**Your goal:** Copy the lines from the one containing "431, 112, 444]" to the one containing "440, 827, 444]" in the records below, both included, character for character.

**Material to process:**
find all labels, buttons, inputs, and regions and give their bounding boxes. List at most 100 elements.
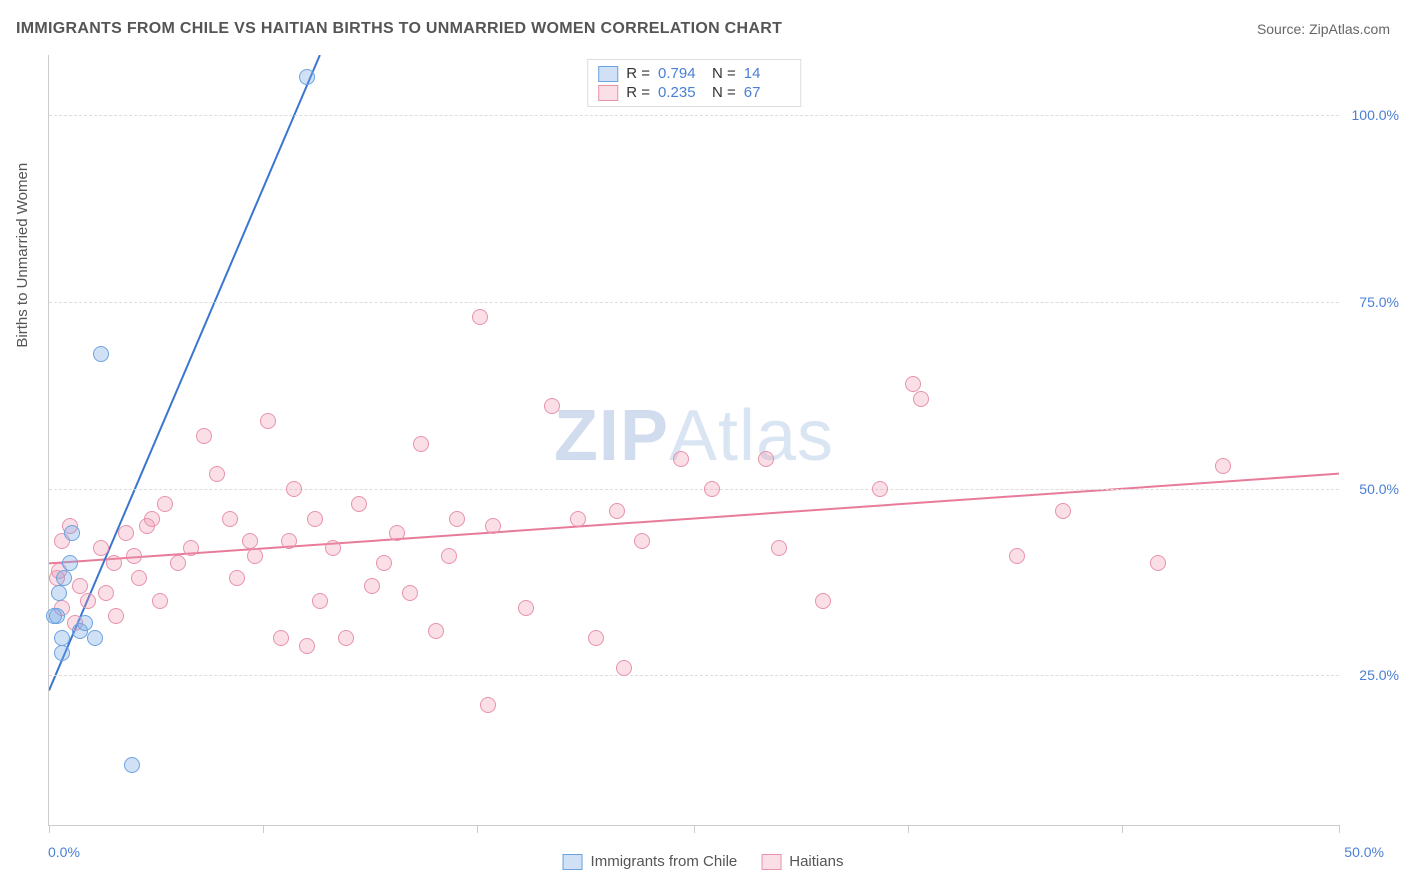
data-point-haitians bbox=[209, 466, 225, 482]
data-point-haitians bbox=[905, 376, 921, 392]
data-point-haitians bbox=[222, 511, 238, 527]
data-point-haitians bbox=[273, 630, 289, 646]
data-point-haitians bbox=[260, 413, 276, 429]
data-point-haitians bbox=[588, 630, 604, 646]
x-tick-max: 50.0% bbox=[1344, 844, 1384, 860]
data-point-haitians bbox=[449, 511, 465, 527]
x-tick bbox=[263, 825, 264, 833]
data-point-chile bbox=[124, 757, 140, 773]
data-point-haitians bbox=[544, 398, 560, 414]
trend-lines-layer bbox=[49, 55, 1339, 825]
data-point-haitians bbox=[157, 496, 173, 512]
source-attribution: Source: ZipAtlas.com bbox=[1257, 21, 1390, 37]
data-point-haitians bbox=[428, 623, 444, 639]
data-point-chile bbox=[87, 630, 103, 646]
data-point-haitians bbox=[472, 309, 488, 325]
data-point-haitians bbox=[108, 608, 124, 624]
data-point-haitians bbox=[325, 540, 341, 556]
data-point-haitians bbox=[286, 481, 302, 497]
stats-row-haitians: R = 0.235 N = 67 bbox=[598, 83, 790, 102]
data-point-haitians bbox=[80, 593, 96, 609]
data-point-haitians bbox=[673, 451, 689, 467]
data-point-haitians bbox=[570, 511, 586, 527]
y-tick-label: 50.0% bbox=[1347, 481, 1399, 497]
trend-line-haitians bbox=[49, 474, 1339, 564]
data-point-haitians bbox=[376, 555, 392, 571]
data-point-haitians bbox=[98, 585, 114, 601]
stats-legend: R = 0.794 N = 14 R = 0.235 N = 67 bbox=[587, 59, 801, 107]
data-point-haitians bbox=[815, 593, 831, 609]
y-tick-label: 75.0% bbox=[1347, 294, 1399, 310]
legend-label-haitians: Haitians bbox=[789, 853, 843, 870]
legend-label-chile: Immigrants from Chile bbox=[591, 853, 738, 870]
data-point-haitians bbox=[106, 555, 122, 571]
data-point-haitians bbox=[1215, 458, 1231, 474]
data-point-haitians bbox=[242, 533, 258, 549]
data-point-haitians bbox=[1055, 503, 1071, 519]
data-point-haitians bbox=[518, 600, 534, 616]
data-point-haitians bbox=[758, 451, 774, 467]
x-tick bbox=[477, 825, 478, 833]
data-point-haitians bbox=[247, 548, 263, 564]
watermark: ZIPAtlas bbox=[554, 395, 834, 477]
data-point-haitians bbox=[389, 525, 405, 541]
data-point-haitians bbox=[118, 525, 134, 541]
legend-item-haitians: Haitians bbox=[761, 853, 843, 870]
chart-title: IMMIGRANTS FROM CHILE VS HAITIAN BIRTHS … bbox=[16, 20, 782, 38]
data-point-haitians bbox=[196, 428, 212, 444]
data-point-haitians bbox=[131, 570, 147, 586]
data-point-haitians bbox=[338, 630, 354, 646]
gridline bbox=[49, 115, 1339, 116]
data-point-haitians bbox=[634, 533, 650, 549]
swatch-haitians-icon bbox=[761, 854, 781, 870]
gridline bbox=[49, 675, 1339, 676]
x-tick-min: 0.0% bbox=[48, 844, 80, 860]
data-point-chile bbox=[54, 645, 70, 661]
swatch-chile-icon bbox=[563, 854, 583, 870]
data-point-haitians bbox=[441, 548, 457, 564]
stats-row-chile: R = 0.794 N = 14 bbox=[598, 64, 790, 83]
x-tick bbox=[1122, 825, 1123, 833]
data-point-haitians bbox=[402, 585, 418, 601]
y-tick-label: 25.0% bbox=[1347, 667, 1399, 683]
data-point-haitians bbox=[72, 578, 88, 594]
series-legend: Immigrants from Chile Haitians bbox=[563, 853, 844, 870]
data-point-chile bbox=[77, 615, 93, 631]
data-point-haitians bbox=[229, 570, 245, 586]
x-tick bbox=[49, 825, 50, 833]
data-point-chile bbox=[56, 570, 72, 586]
data-point-haitians bbox=[351, 496, 367, 512]
x-tick bbox=[908, 825, 909, 833]
legend-item-chile: Immigrants from Chile bbox=[563, 853, 738, 870]
data-point-haitians bbox=[913, 391, 929, 407]
data-point-haitians bbox=[616, 660, 632, 676]
y-tick-label: 100.0% bbox=[1347, 107, 1399, 123]
data-point-chile bbox=[49, 608, 65, 624]
y-axis-label: Births to Unmarried Women bbox=[14, 163, 31, 348]
data-point-haitians bbox=[704, 481, 720, 497]
data-point-chile bbox=[62, 555, 78, 571]
data-point-haitians bbox=[93, 540, 109, 556]
plot-area: ZIPAtlas R = 0.794 N = 14 R = 0.235 N = … bbox=[48, 55, 1339, 826]
data-point-haitians bbox=[1009, 548, 1025, 564]
data-point-chile bbox=[64, 525, 80, 541]
data-point-haitians bbox=[609, 503, 625, 519]
data-point-haitians bbox=[183, 540, 199, 556]
data-point-haitians bbox=[1150, 555, 1166, 571]
data-point-chile bbox=[299, 69, 315, 85]
data-point-haitians bbox=[480, 697, 496, 713]
data-point-haitians bbox=[364, 578, 380, 594]
data-point-haitians bbox=[413, 436, 429, 452]
data-point-haitians bbox=[312, 593, 328, 609]
data-point-haitians bbox=[485, 518, 501, 534]
x-tick bbox=[1339, 825, 1340, 833]
data-point-haitians bbox=[299, 638, 315, 654]
data-point-haitians bbox=[771, 540, 787, 556]
data-point-haitians bbox=[126, 548, 142, 564]
gridline bbox=[49, 302, 1339, 303]
data-point-haitians bbox=[144, 511, 160, 527]
data-point-chile bbox=[93, 346, 109, 362]
x-tick bbox=[694, 825, 695, 833]
data-point-haitians bbox=[170, 555, 186, 571]
gridline bbox=[49, 489, 1339, 490]
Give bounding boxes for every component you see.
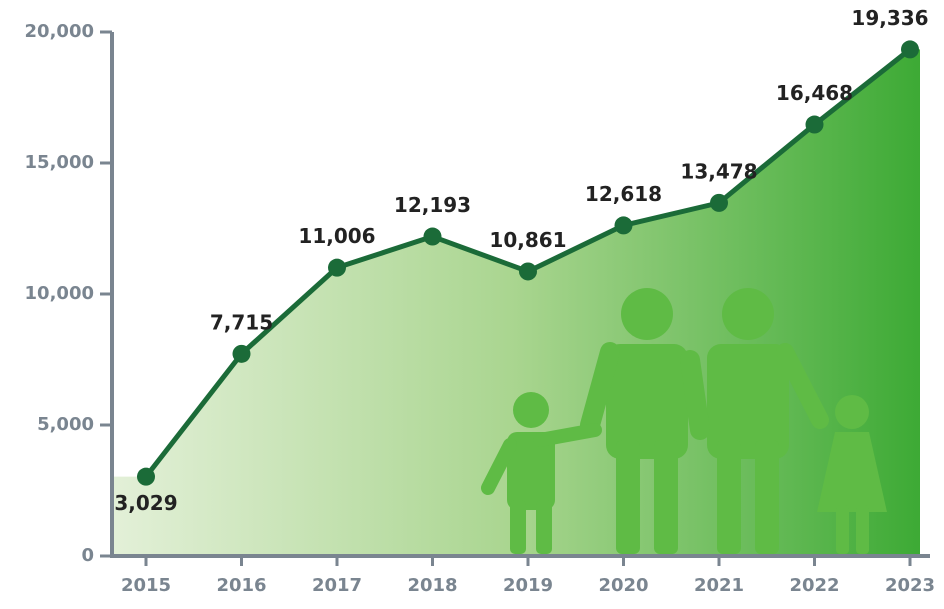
- point: [710, 193, 728, 212]
- data-label: 10,861: [489, 228, 566, 252]
- point: [519, 262, 537, 281]
- data-label: 12,193: [394, 193, 471, 217]
- y-tick-label: 20,000: [25, 21, 94, 42]
- y-tick-label: 5,000: [37, 414, 94, 435]
- point: [232, 344, 251, 363]
- data-label: 16,468: [776, 81, 853, 105]
- point: [614, 216, 633, 235]
- data-label: 11,006: [298, 224, 375, 248]
- point: [805, 115, 824, 134]
- x-tick-label: 2015: [121, 575, 171, 596]
- point: [137, 467, 155, 486]
- point: [901, 40, 919, 59]
- y-tick-label: 10,000: [25, 283, 94, 304]
- x-tick-label: 2021: [694, 575, 744, 596]
- x-tick-label: 2020: [598, 575, 648, 596]
- point: [328, 258, 346, 277]
- y-tick-label: 0: [81, 545, 94, 566]
- x-tick-label: 2019: [503, 575, 553, 596]
- data-label: 3,029: [114, 491, 177, 515]
- data-label: 7,715: [210, 310, 273, 334]
- data-label: 19,336: [851, 6, 928, 30]
- data-label: 12,618: [585, 182, 662, 206]
- x-tick-label: 2022: [789, 575, 839, 596]
- x-tick-label: 2016: [216, 575, 266, 596]
- point: [423, 227, 442, 246]
- family-illustration: [481, 288, 887, 554]
- x-tick-label: 2018: [407, 575, 457, 596]
- x-tick-label: 2023: [885, 575, 935, 596]
- y-tick-label: 15,000: [25, 152, 94, 173]
- x-tick-label: 2017: [312, 575, 362, 596]
- data-label: 13,478: [680, 159, 757, 183]
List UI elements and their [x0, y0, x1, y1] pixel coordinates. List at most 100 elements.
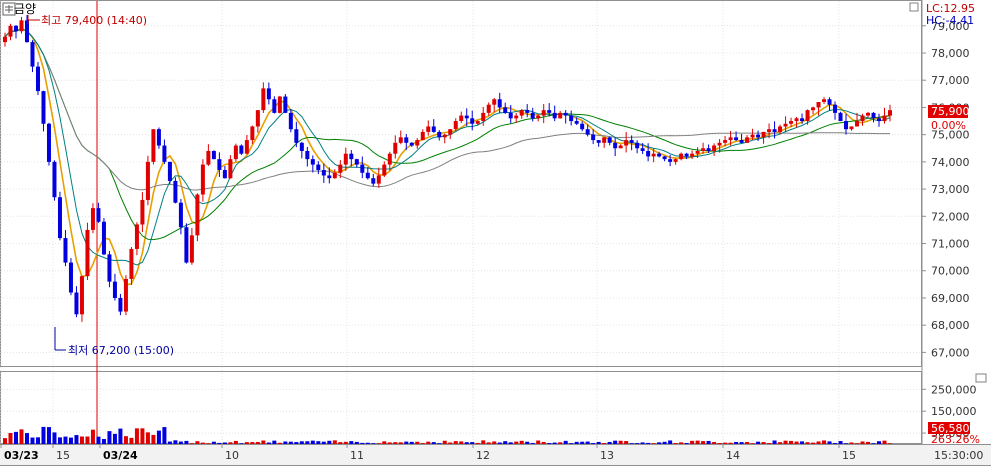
volume-bar	[107, 431, 112, 444]
candle-body	[827, 99, 832, 105]
volume-bar	[431, 442, 436, 444]
candle-body	[618, 145, 623, 149]
volume-bar	[96, 436, 101, 444]
volume-bar	[596, 441, 601, 444]
candle-body	[855, 121, 860, 127]
volume-bar	[525, 441, 530, 444]
volume-bar	[184, 440, 189, 444]
candle-body	[464, 115, 469, 119]
candle-body	[85, 229, 90, 277]
volume-bar	[464, 442, 469, 444]
candle-body	[646, 150, 651, 157]
volume-bar	[519, 440, 524, 444]
candle-body	[761, 131, 766, 138]
candle-body	[101, 221, 106, 255]
volume-bar	[794, 441, 799, 444]
candle-body	[3, 36, 7, 43]
volume-bar	[508, 442, 513, 444]
candle-body	[470, 118, 475, 124]
candle-body	[701, 148, 706, 151]
volume-bar	[739, 442, 744, 444]
candle-body	[365, 172, 370, 179]
candle-body	[772, 129, 777, 132]
candle-body	[481, 112, 486, 122]
current-price-change: 0.00%	[931, 119, 966, 132]
y-tick-label: 70,000	[931, 265, 970, 278]
candle-body	[41, 91, 46, 124]
volume-bar	[849, 442, 854, 444]
volume-bar	[701, 441, 706, 444]
volume-settings-icon[interactable]	[975, 373, 987, 383]
volume-bar	[822, 440, 827, 444]
volume-bar	[299, 441, 304, 444]
candle-body	[68, 262, 73, 293]
volume-bar	[101, 438, 106, 444]
y-tick-label: 72,000	[931, 210, 970, 223]
candle-body	[750, 134, 755, 138]
volume-bar	[591, 443, 596, 444]
candle-body	[393, 142, 398, 154]
candle-body	[794, 118, 799, 122]
candle-body	[640, 148, 645, 151]
volume-bar	[816, 441, 821, 444]
candle-body	[475, 121, 480, 124]
candle-body	[382, 164, 387, 176]
volume-bar	[613, 440, 618, 444]
moving-average-line	[4, 27, 890, 191]
candle-body	[409, 142, 414, 146]
price-settings-icon[interactable]	[909, 2, 919, 12]
candle-body	[585, 129, 590, 135]
volume-bar	[618, 440, 623, 444]
candle-body	[305, 150, 310, 160]
current-price-box	[928, 105, 968, 118]
candle-body	[321, 170, 326, 176]
high-annotation: 최고 79,400 (14:40)	[41, 14, 147, 27]
x-tick-label: 12	[476, 449, 490, 462]
volume-bar	[459, 441, 464, 444]
candle-body	[547, 110, 552, 113]
volume-bar	[761, 442, 766, 444]
volume-bar	[481, 440, 486, 444]
candle-body	[871, 112, 876, 119]
y-tick-label: 79,000	[931, 20, 970, 33]
volume-bar	[866, 441, 871, 444]
chart-title-box: 금양	[2, 2, 36, 16]
volume-bar	[497, 442, 502, 444]
volume-bar	[24, 433, 29, 444]
volume-bar	[288, 441, 293, 444]
candle-body	[541, 110, 546, 116]
candle-body	[189, 235, 194, 263]
candle-body	[217, 159, 222, 171]
volume-bar	[492, 441, 497, 444]
volume-bar	[530, 443, 535, 444]
candle-body	[266, 88, 271, 100]
candle-body	[657, 153, 662, 157]
volume-bar	[712, 442, 717, 444]
volume-bar	[662, 441, 667, 444]
candle-body	[734, 137, 739, 141]
volume-bar	[349, 441, 354, 444]
volume-bar	[68, 437, 73, 444]
volume-bar	[90, 429, 95, 444]
candle-body	[580, 123, 585, 130]
volume-bar	[327, 440, 332, 444]
volume-bar	[536, 440, 541, 444]
candle-body	[338, 164, 343, 173]
candle-body	[206, 150, 211, 165]
volume-bar	[354, 441, 359, 444]
volume-bar	[585, 441, 590, 444]
candle-body	[162, 145, 167, 162]
y-tick-label: 68,000	[931, 319, 970, 332]
volume-bar	[376, 443, 381, 444]
candle-body	[525, 110, 530, 113]
candle-body	[63, 238, 68, 263]
volume-bar	[151, 434, 156, 444]
candle-body	[591, 134, 596, 141]
volume-bar	[404, 441, 409, 444]
volume-bar	[745, 441, 750, 444]
volume-bar	[360, 442, 365, 444]
volume-bar	[442, 440, 447, 444]
candle-body	[508, 112, 513, 119]
candle-body	[79, 276, 84, 315]
volume-bar	[217, 442, 222, 444]
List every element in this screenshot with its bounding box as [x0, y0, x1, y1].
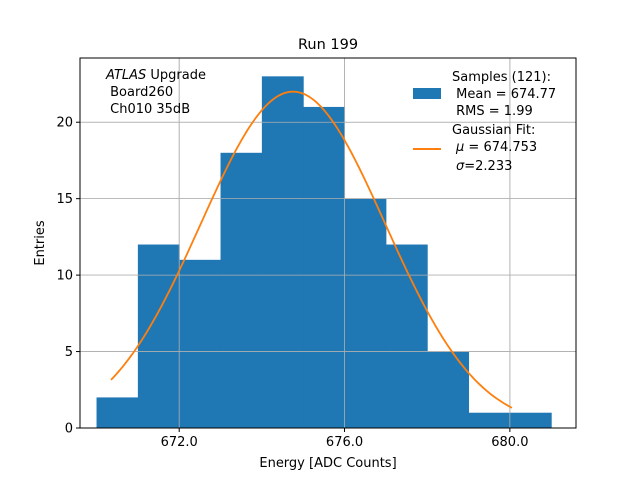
mu-value: = 674.753 [464, 140, 537, 155]
legend-fit-label: Gaussian Fit: [452, 123, 535, 138]
x-axis-label: Energy [ADC Counts] [259, 456, 396, 471]
legend: Samples (121): Mean = 674.77 RMS = 1.99 … [413, 70, 556, 174]
annotation-line-3: Ch010 35dB [106, 102, 190, 117]
histogram-bar-8 [427, 351, 470, 428]
y-tick-label-1: 5 [65, 345, 73, 360]
plot-frame [79, 57, 577, 429]
legend-histogram-label: Samples (121): [452, 70, 551, 85]
x-tick-label-1: 676.0 [326, 435, 363, 450]
legend-histogram-mean: Mean = 674.77 [452, 87, 556, 102]
legend-histogram-rms: RMS = 1.99 [452, 104, 533, 119]
chart-title: Run 199 [298, 37, 358, 53]
histogram-bar-6 [344, 198, 387, 428]
mu-symbol: μ [455, 140, 464, 155]
histogram-bar-5 [303, 106, 346, 428]
legend-histogram-swatch [413, 88, 441, 99]
legend-fit-mu: μ = 674.753 [455, 140, 537, 155]
histogram-bars [96, 76, 552, 428]
legend-fit-sigma: σ=2.233 [456, 159, 512, 174]
histogram-bar-2 [179, 259, 222, 428]
x-tick-label-2: 680.0 [491, 435, 528, 450]
histogram-bar-10 [509, 412, 552, 428]
y-tick-label-4: 20 [56, 116, 73, 131]
sigma-value: =2.233 [464, 159, 512, 174]
upgrade-label: Upgrade [146, 68, 206, 83]
annotation-line-2: Board260 [106, 85, 173, 100]
y-tick-label-3: 15 [56, 192, 73, 207]
y-tick-label-0: 0 [65, 422, 73, 437]
y-axis-label: Entries [33, 220, 48, 266]
atlas-label: ATLAS [105, 68, 146, 83]
histogram-bar-4 [261, 76, 304, 428]
y-tick-label-2: 10 [56, 269, 73, 284]
histogram-bar-3 [220, 152, 263, 428]
histogram-bar-0 [96, 397, 139, 428]
annotation-text: ATLAS Upgrade Board260 Ch010 35dB [105, 68, 206, 117]
histogram-bar-9 [468, 412, 511, 428]
x-axis-ticks: 672.0 676.0 680.0 [161, 428, 528, 450]
gaussian-fit-curve [110, 90, 513, 409]
gaussian-fit [110, 90, 513, 409]
y-axis-ticks: 0 5 10 15 20 [56, 116, 80, 437]
annotation-line-1: ATLAS Upgrade [105, 68, 206, 83]
sigma-symbol: σ [456, 159, 465, 174]
x-tick-label-0: 672.0 [161, 435, 198, 450]
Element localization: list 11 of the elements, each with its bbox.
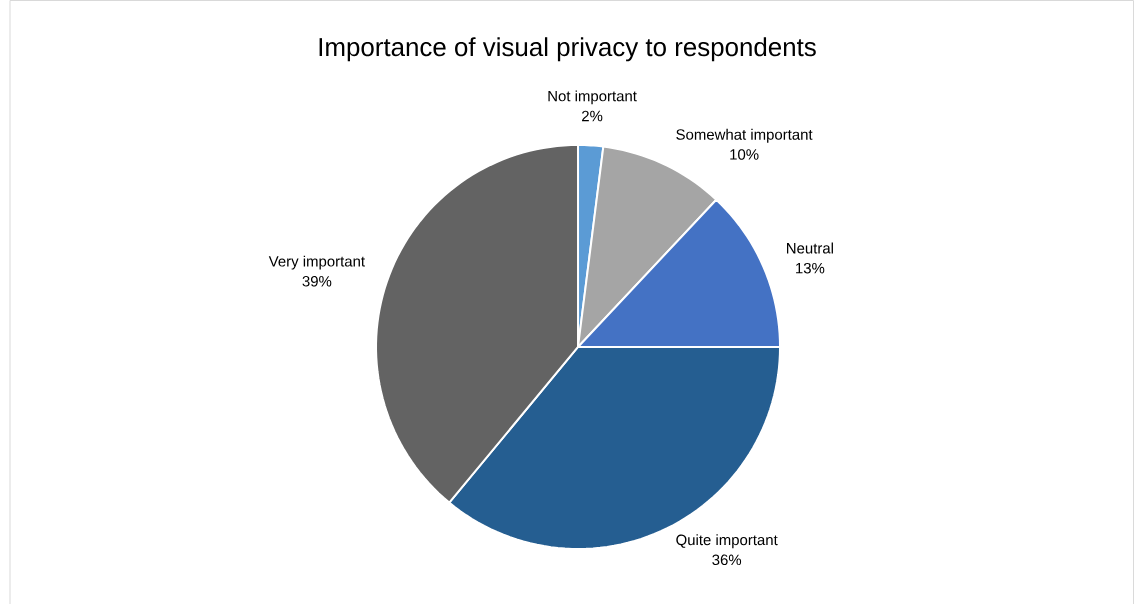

**Complete answer:**
volume-bar	[107, 431, 112, 444]
candle-body	[827, 99, 832, 105]
volume-bar	[431, 442, 436, 444]
candle-body	[618, 145, 623, 149]
volume-bar	[96, 436, 101, 444]
volume-bar	[596, 441, 601, 444]
candle-body	[855, 121, 860, 127]
volume-bar	[525, 441, 530, 444]
volume-bar	[184, 440, 189, 444]
candle-body	[464, 115, 469, 119]
candle-body	[85, 229, 90, 277]
volume-bar	[464, 442, 469, 444]
candle-body	[646, 150, 651, 157]
volume-bar	[519, 440, 524, 444]
candle-body	[761, 131, 766, 138]
candle-body	[101, 221, 106, 255]
volume-bar	[794, 441, 799, 444]
candle-body	[3, 36, 7, 43]
volume-bar	[508, 442, 513, 444]
candle-body	[470, 118, 475, 124]
candle-body	[701, 148, 706, 151]
volume-bar	[739, 442, 744, 444]
candle-body	[365, 172, 370, 179]
candle-body	[772, 129, 777, 132]
candle-body	[481, 112, 486, 122]
current-price-change: 0.00%	[931, 119, 966, 132]
y-tick-label: 70,000	[931, 265, 970, 278]
candle-body	[41, 91, 46, 124]
volume-bar	[849, 442, 854, 444]
volume-bar	[701, 441, 706, 444]
volume-settings-icon[interactable]	[975, 373, 987, 383]
volume-bar	[822, 440, 827, 444]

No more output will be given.